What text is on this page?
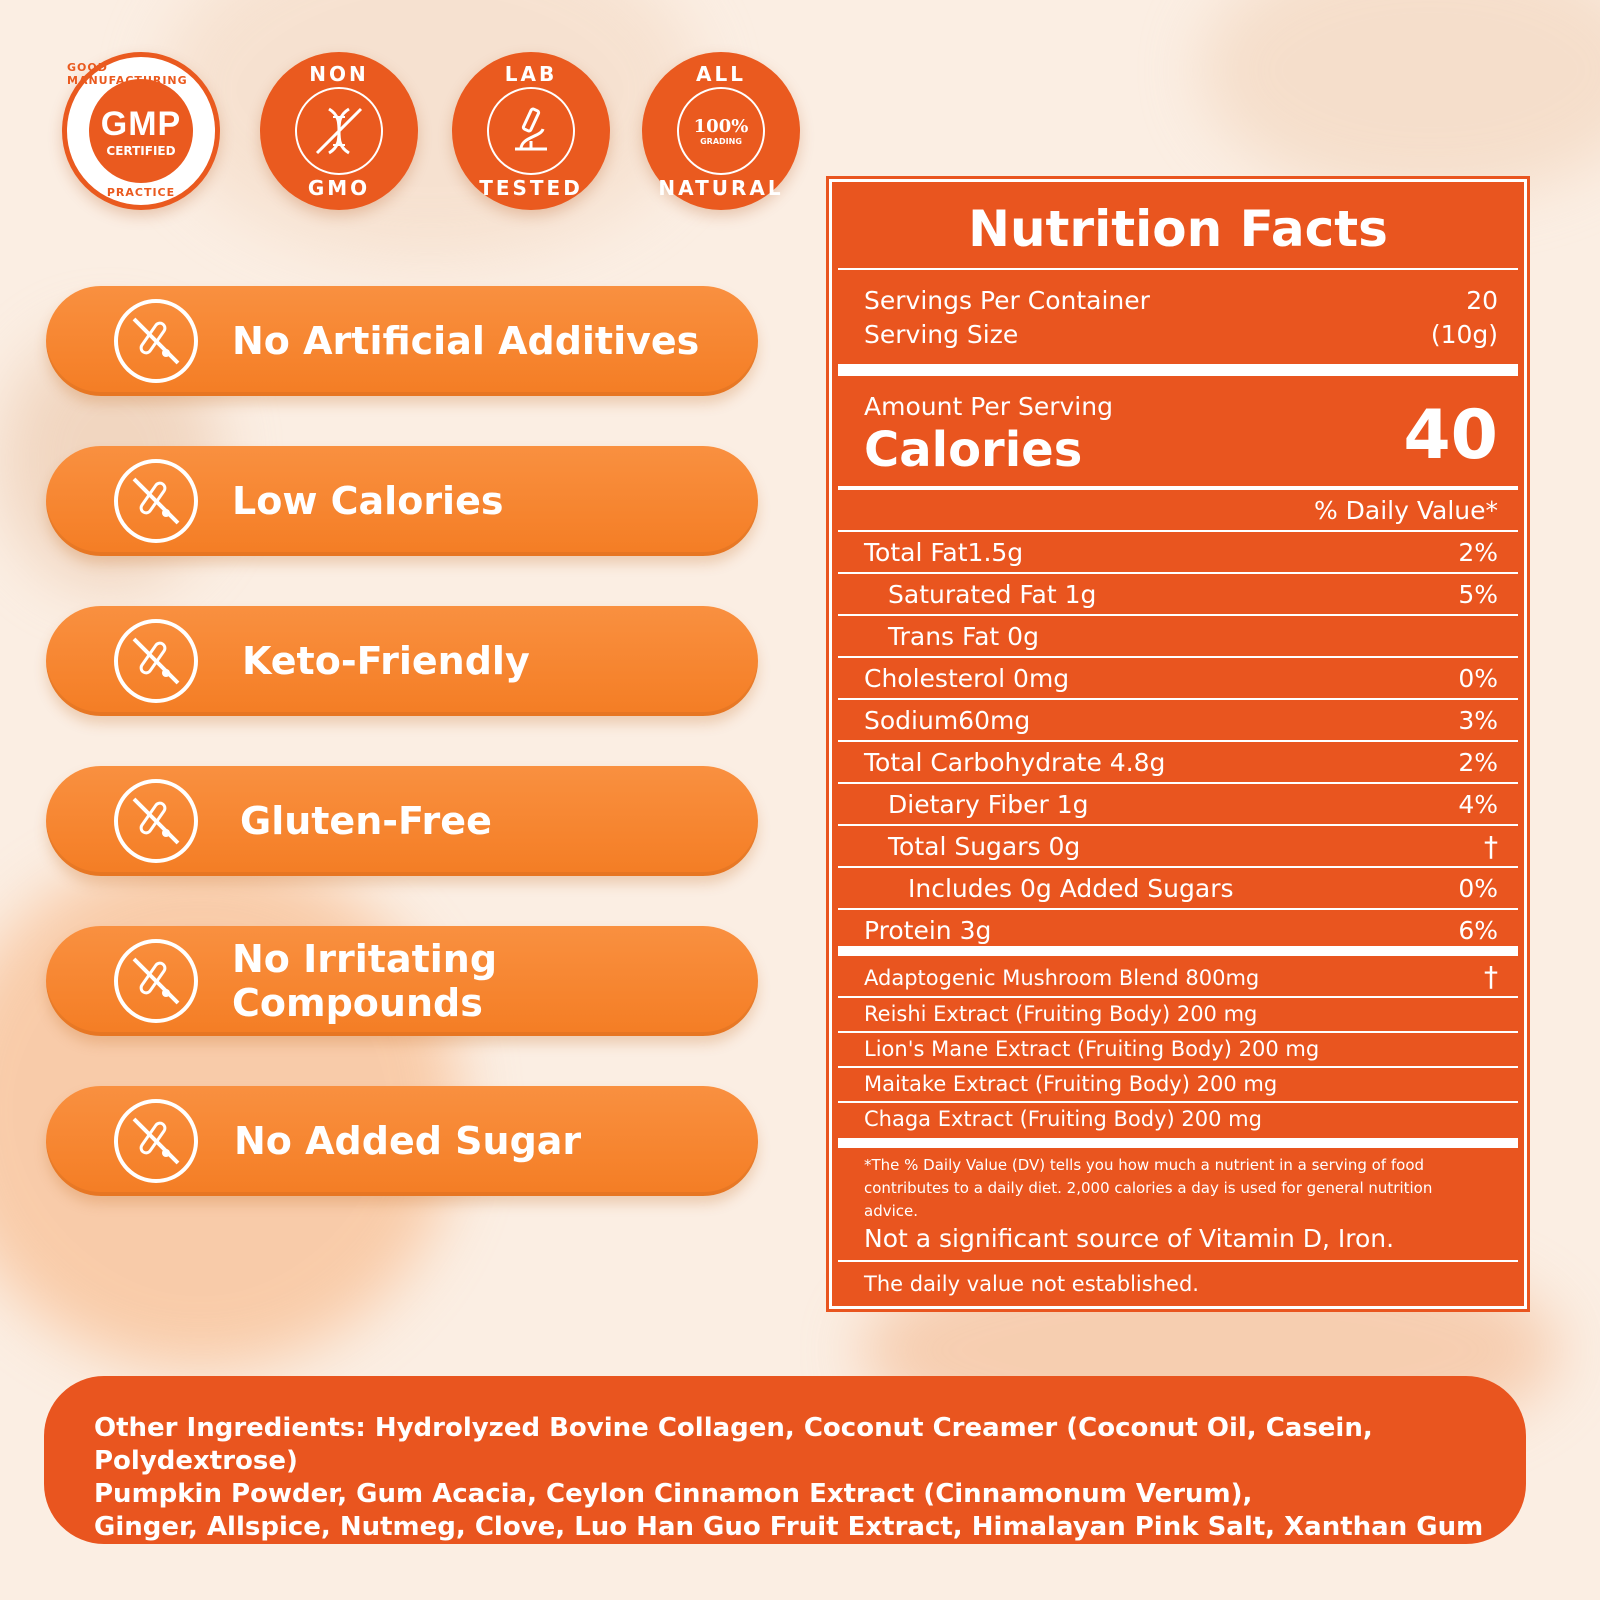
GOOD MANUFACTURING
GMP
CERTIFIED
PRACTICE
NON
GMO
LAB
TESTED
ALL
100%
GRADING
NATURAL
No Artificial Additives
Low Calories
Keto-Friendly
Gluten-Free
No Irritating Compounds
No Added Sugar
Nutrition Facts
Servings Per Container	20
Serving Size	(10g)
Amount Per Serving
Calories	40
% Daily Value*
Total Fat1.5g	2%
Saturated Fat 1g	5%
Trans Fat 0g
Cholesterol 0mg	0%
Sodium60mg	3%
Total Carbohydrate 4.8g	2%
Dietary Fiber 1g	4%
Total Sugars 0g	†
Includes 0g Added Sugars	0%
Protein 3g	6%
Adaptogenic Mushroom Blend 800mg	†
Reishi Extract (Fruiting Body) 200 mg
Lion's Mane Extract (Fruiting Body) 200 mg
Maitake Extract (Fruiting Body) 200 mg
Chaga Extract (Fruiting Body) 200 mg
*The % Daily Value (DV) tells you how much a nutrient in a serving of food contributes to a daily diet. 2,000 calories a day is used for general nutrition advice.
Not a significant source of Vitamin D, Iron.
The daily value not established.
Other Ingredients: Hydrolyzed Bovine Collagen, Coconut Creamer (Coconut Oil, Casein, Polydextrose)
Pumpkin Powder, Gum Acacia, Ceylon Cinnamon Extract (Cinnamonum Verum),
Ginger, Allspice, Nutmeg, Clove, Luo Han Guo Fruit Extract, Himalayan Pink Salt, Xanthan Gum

____________________

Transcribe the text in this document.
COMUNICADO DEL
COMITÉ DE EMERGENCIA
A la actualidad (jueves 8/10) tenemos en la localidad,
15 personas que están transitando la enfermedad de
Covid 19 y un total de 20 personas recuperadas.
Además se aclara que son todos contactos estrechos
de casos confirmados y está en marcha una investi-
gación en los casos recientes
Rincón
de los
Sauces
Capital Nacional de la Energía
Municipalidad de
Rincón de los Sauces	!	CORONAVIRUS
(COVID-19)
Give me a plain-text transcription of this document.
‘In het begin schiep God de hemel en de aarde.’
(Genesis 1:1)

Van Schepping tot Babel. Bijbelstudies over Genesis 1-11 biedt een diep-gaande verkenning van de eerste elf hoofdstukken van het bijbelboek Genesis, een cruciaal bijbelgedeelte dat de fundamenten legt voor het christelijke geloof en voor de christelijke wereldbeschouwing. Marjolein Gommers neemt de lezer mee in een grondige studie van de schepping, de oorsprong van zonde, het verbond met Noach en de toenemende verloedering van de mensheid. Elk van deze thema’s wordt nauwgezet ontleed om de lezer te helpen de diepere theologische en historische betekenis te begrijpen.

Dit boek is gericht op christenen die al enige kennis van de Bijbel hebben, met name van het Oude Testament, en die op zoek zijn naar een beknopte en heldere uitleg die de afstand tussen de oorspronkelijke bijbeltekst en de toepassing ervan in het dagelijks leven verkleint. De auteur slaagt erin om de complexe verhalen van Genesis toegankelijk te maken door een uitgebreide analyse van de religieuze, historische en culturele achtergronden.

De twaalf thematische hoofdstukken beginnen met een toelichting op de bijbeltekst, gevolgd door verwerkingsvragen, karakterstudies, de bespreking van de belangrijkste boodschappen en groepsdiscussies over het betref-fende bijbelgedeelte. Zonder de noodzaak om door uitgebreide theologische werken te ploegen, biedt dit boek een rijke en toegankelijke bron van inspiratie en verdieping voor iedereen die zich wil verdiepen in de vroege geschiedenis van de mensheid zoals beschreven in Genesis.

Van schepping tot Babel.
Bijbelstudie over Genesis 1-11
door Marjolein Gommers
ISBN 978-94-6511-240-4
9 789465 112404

____________________

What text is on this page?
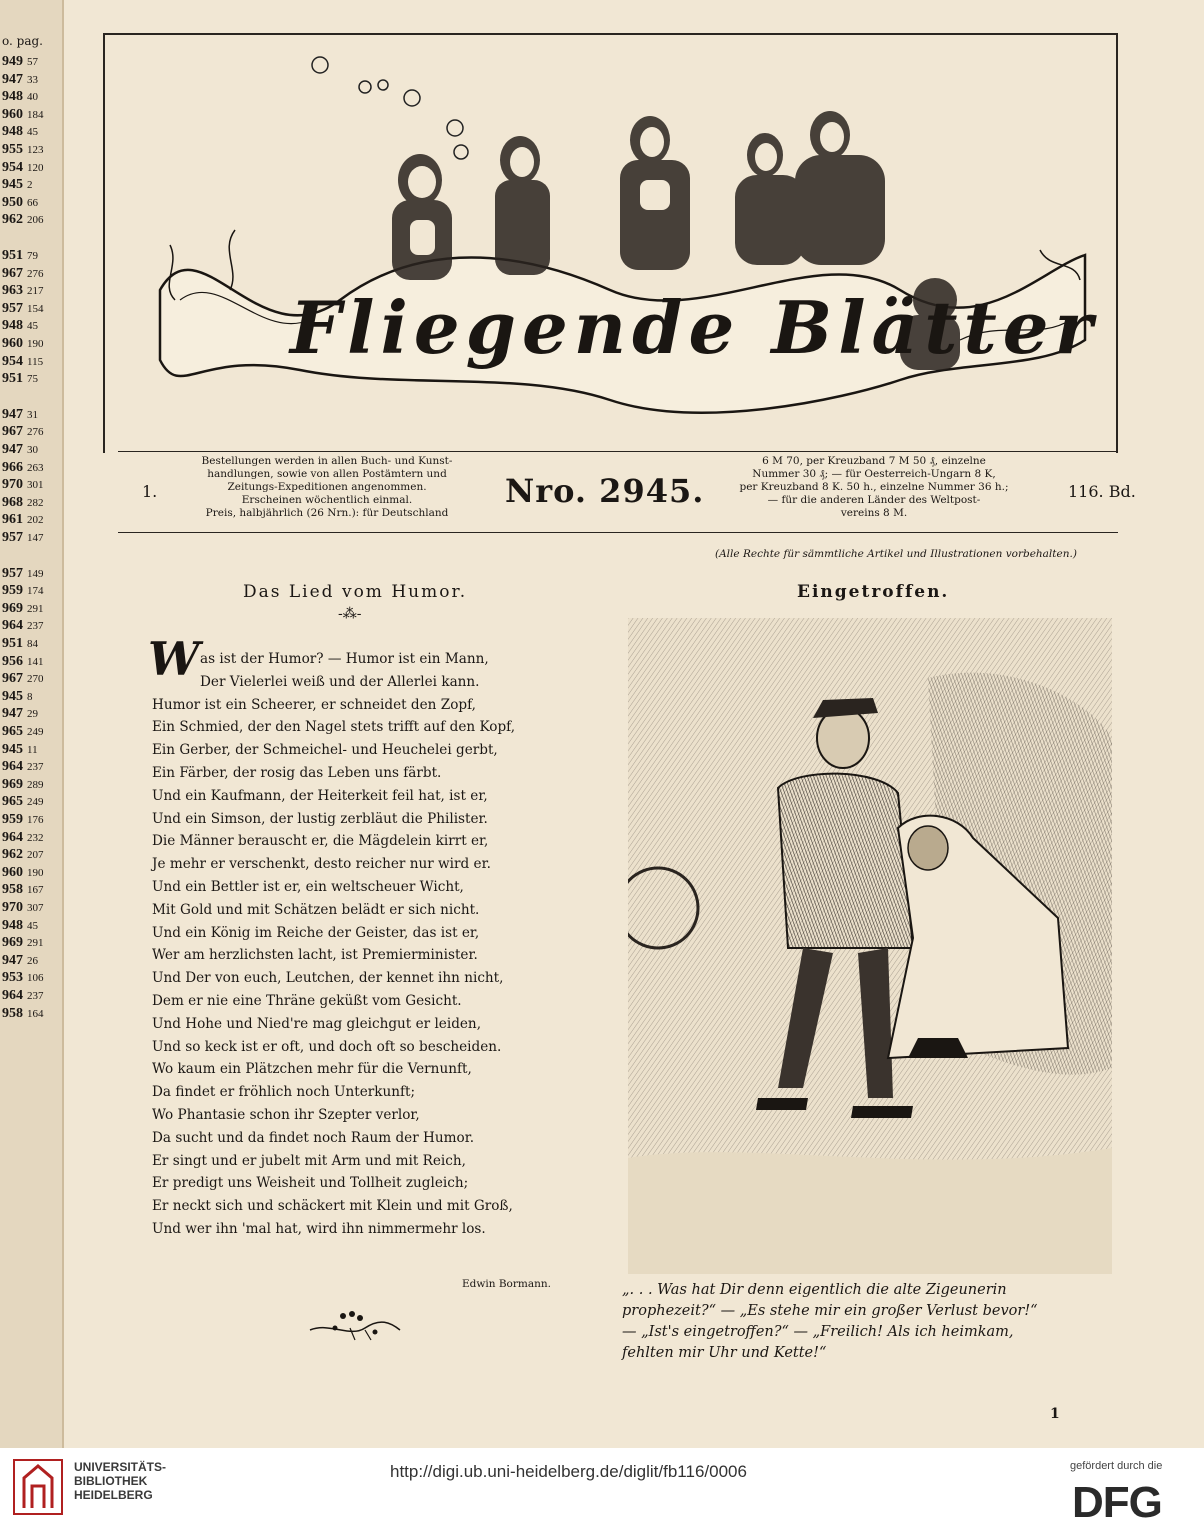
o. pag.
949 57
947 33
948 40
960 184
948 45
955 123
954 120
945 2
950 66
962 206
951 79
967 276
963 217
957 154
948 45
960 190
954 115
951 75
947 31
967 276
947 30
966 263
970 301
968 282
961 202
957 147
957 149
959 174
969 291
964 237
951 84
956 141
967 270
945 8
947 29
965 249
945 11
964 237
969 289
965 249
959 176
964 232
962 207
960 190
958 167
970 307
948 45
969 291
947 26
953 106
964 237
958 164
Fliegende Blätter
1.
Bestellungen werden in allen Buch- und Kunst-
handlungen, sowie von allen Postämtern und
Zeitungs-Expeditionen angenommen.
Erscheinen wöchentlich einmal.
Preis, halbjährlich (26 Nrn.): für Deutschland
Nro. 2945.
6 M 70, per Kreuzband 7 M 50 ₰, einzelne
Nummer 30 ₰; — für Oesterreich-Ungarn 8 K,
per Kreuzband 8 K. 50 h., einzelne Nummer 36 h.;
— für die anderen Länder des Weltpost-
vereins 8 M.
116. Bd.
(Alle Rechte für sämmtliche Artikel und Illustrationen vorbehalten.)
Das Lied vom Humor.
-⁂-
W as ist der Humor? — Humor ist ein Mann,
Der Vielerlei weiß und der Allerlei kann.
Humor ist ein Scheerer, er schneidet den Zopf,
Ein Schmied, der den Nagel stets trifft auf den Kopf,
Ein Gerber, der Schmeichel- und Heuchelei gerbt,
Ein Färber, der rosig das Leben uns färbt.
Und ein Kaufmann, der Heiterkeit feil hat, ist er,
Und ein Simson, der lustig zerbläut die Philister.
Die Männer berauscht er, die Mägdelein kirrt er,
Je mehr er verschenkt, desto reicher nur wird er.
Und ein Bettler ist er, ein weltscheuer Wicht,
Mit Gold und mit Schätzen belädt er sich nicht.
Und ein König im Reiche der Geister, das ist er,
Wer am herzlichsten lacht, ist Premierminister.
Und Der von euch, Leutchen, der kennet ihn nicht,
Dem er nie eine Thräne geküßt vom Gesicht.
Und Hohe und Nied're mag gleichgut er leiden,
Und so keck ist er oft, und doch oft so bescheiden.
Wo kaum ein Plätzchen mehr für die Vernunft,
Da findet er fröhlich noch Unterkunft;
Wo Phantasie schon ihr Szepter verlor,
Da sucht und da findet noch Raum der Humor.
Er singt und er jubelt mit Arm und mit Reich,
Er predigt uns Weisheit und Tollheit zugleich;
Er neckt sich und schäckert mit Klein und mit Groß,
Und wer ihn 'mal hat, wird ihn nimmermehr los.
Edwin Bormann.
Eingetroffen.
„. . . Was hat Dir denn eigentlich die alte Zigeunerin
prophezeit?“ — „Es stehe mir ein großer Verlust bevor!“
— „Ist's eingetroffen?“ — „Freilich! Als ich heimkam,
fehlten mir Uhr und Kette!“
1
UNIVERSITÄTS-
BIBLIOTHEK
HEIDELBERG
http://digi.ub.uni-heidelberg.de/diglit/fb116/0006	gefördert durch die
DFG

____________________

WHAT TO PRODUCE ▸ Going through the data above, return each line with the word "noch".

TASK RESULT ▸
Da findet er fröhlich noch Unterkunft;
Da sucht und da findet noch Raum der Humor.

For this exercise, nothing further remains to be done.